Where a line in the listing below contains the word "title", copy that line.
* START RECORDED INFORMATION *
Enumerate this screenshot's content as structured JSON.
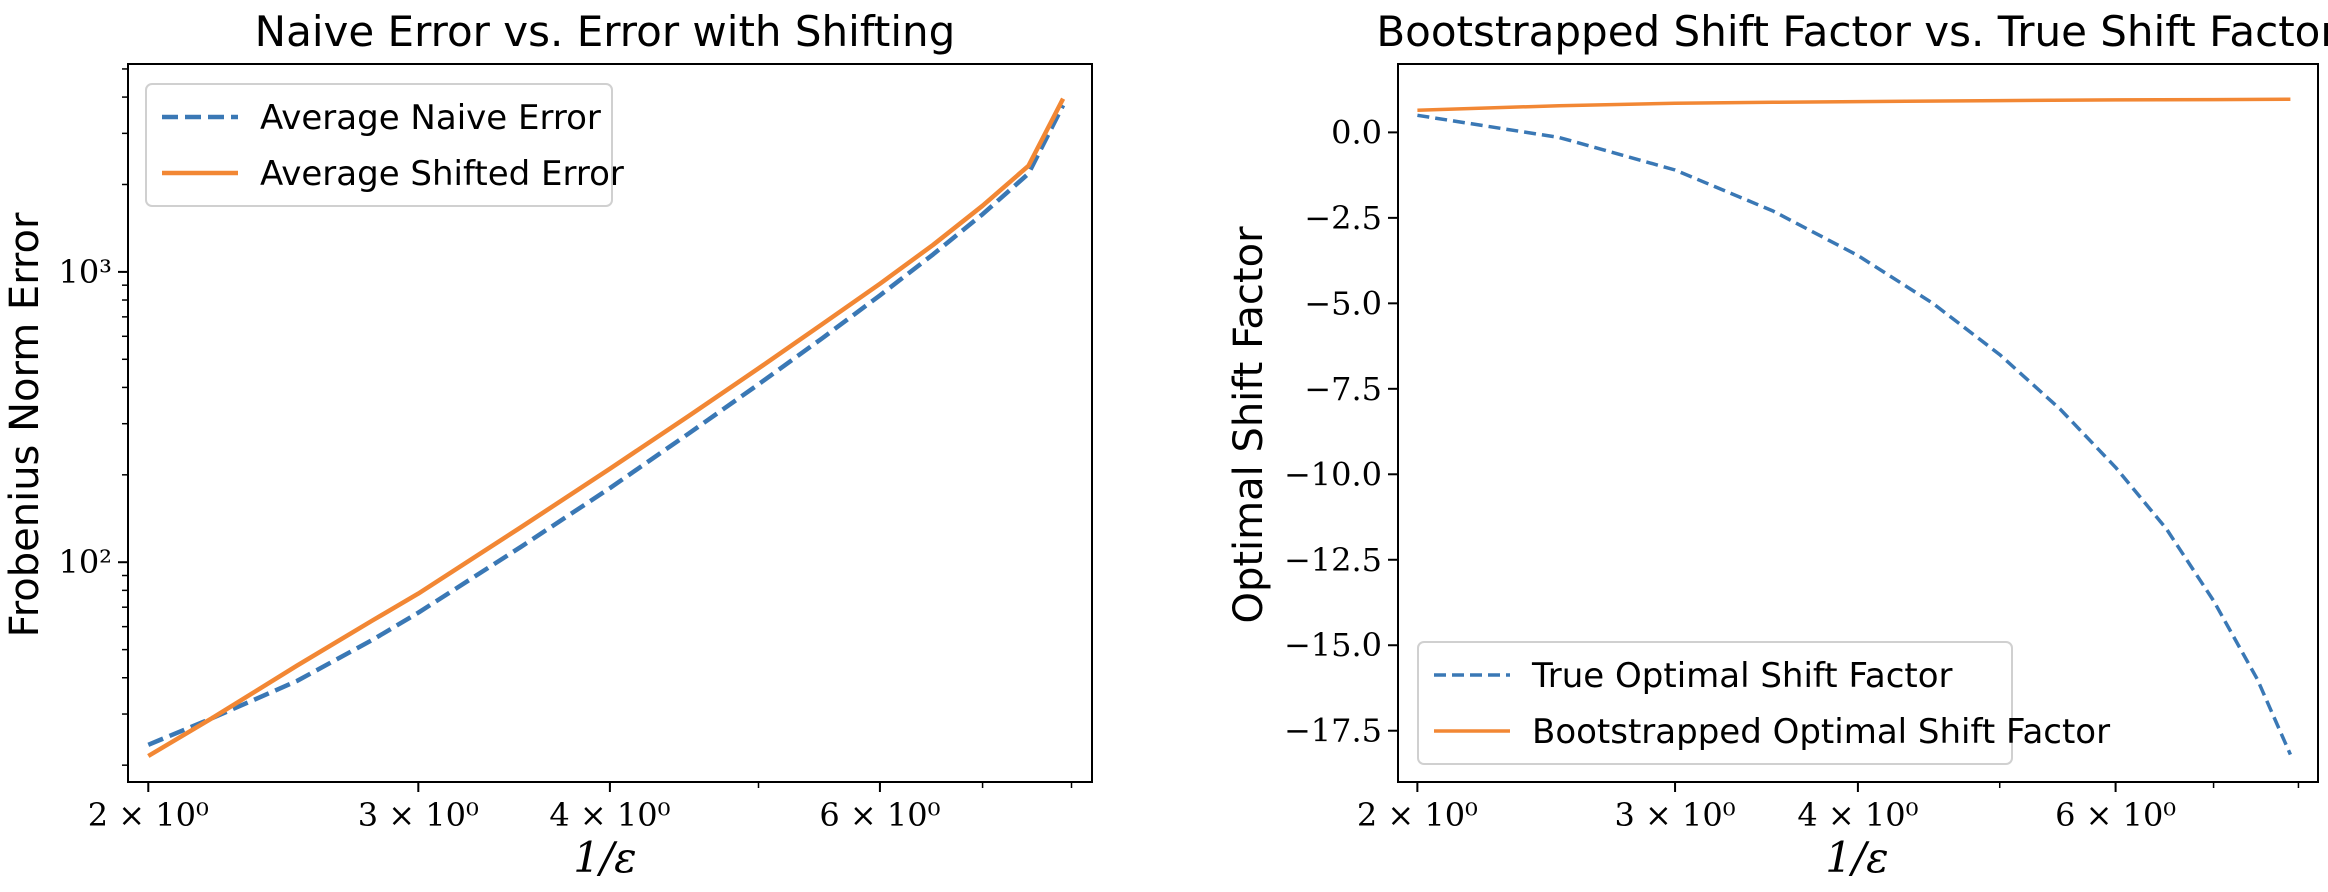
{
  "colors": {
    "naive": "#3a78b5",
    "shifted": "#f28734",
    "frame": "#000000",
    "legend_border": "#d0d0d0"
  },
  "chart_data": [
    {
      "type": "line",
      "title": "Naive Error vs. Error with Shifting",
      "xlabel": "1/ε",
      "ylabel": "Frobenius Norm Error",
      "xscale": "log",
      "yscale": "log",
      "xlim": [
        1.94,
        8.25
      ],
      "ylim": [
        17.5,
        5200
      ],
      "xticks": [
        {
          "value": 2,
          "label": "2 × 10⁰"
        },
        {
          "value": 3,
          "label": "3 × 10⁰"
        },
        {
          "value": 4,
          "label": "4 × 10⁰"
        },
        {
          "value": 6,
          "label": "6 × 10⁰"
        }
      ],
      "yticks": [
        {
          "value": 100,
          "label": "10²"
        },
        {
          "value": 1000,
          "label": "10³"
        }
      ],
      "legend": "upper-left",
      "series": [
        {
          "name": "Average Naive Error",
          "style": "dashed",
          "x": [
            2.0,
            2.2,
            2.5,
            2.8,
            3.0,
            3.5,
            4.0,
            4.5,
            5.0,
            5.5,
            6.0,
            6.5,
            7.0,
            7.5,
            7.9
          ],
          "y": [
            23.5,
            29,
            39,
            54,
            67,
            113,
            180,
            277,
            410,
            590,
            830,
            1150,
            1580,
            2180,
            3750
          ]
        },
        {
          "name": "Average Shifted Error",
          "style": "solid",
          "x": [
            2.0,
            2.2,
            2.5,
            2.8,
            3.0,
            3.5,
            4.0,
            4.5,
            5.0,
            5.5,
            6.0,
            6.5,
            7.0,
            7.5,
            7.9
          ],
          "y": [
            21.5,
            29,
            44,
            63,
            78,
            132,
            210,
            318,
            465,
            660,
            910,
            1240,
            1690,
            2320,
            3950
          ]
        }
      ]
    },
    {
      "type": "line",
      "title": "Bootstrapped Shift Factor vs. True Shift Factor",
      "xlabel": "1/ε",
      "ylabel": "Optimal Shift Factor",
      "xscale": "log",
      "yscale": "linear",
      "xlim": [
        1.94,
        8.25
      ],
      "ylim": [
        -19.0,
        2.0
      ],
      "xticks": [
        {
          "value": 2,
          "label": "2 × 10⁰"
        },
        {
          "value": 3,
          "label": "3 × 10⁰"
        },
        {
          "value": 4,
          "label": "4 × 10⁰"
        },
        {
          "value": 6,
          "label": "6 × 10⁰"
        }
      ],
      "yticks": [
        {
          "value": 0.0,
          "label": "0.0"
        },
        {
          "value": -2.5,
          "label": "−2.5"
        },
        {
          "value": -5.0,
          "label": "−5.0"
        },
        {
          "value": -7.5,
          "label": "−7.5"
        },
        {
          "value": -10.0,
          "label": "−10.0"
        },
        {
          "value": -12.5,
          "label": "−12.5"
        },
        {
          "value": -15.0,
          "label": "−15.0"
        },
        {
          "value": -17.5,
          "label": "−17.5"
        }
      ],
      "legend": "lower-left",
      "series": [
        {
          "name": "True Optimal Shift Factor",
          "style": "dashed",
          "x": [
            2.0,
            2.5,
            3.0,
            3.5,
            4.0,
            4.5,
            5.0,
            5.5,
            6.0,
            6.5,
            7.0,
            7.5,
            7.9
          ],
          "y": [
            0.5,
            -0.15,
            -1.1,
            -2.3,
            -3.6,
            -5.0,
            -6.5,
            -8.1,
            -9.8,
            -11.6,
            -13.7,
            -16.0,
            -18.2
          ]
        },
        {
          "name": "Bootstrapped Optimal Shift Factor",
          "style": "solid",
          "x": [
            2.0,
            2.5,
            3.0,
            3.5,
            4.0,
            5.0,
            6.0,
            7.0,
            7.9
          ],
          "y": [
            0.65,
            0.78,
            0.85,
            0.88,
            0.9,
            0.93,
            0.95,
            0.96,
            0.97
          ]
        }
      ]
    }
  ]
}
* END RECORDED INFORMATION *
### ANSWER TO THIS TASK:
      "title": "Naive Error vs. Error with Shifting",
      "title": "Bootstrapped Shift Factor vs. True Shift Factor",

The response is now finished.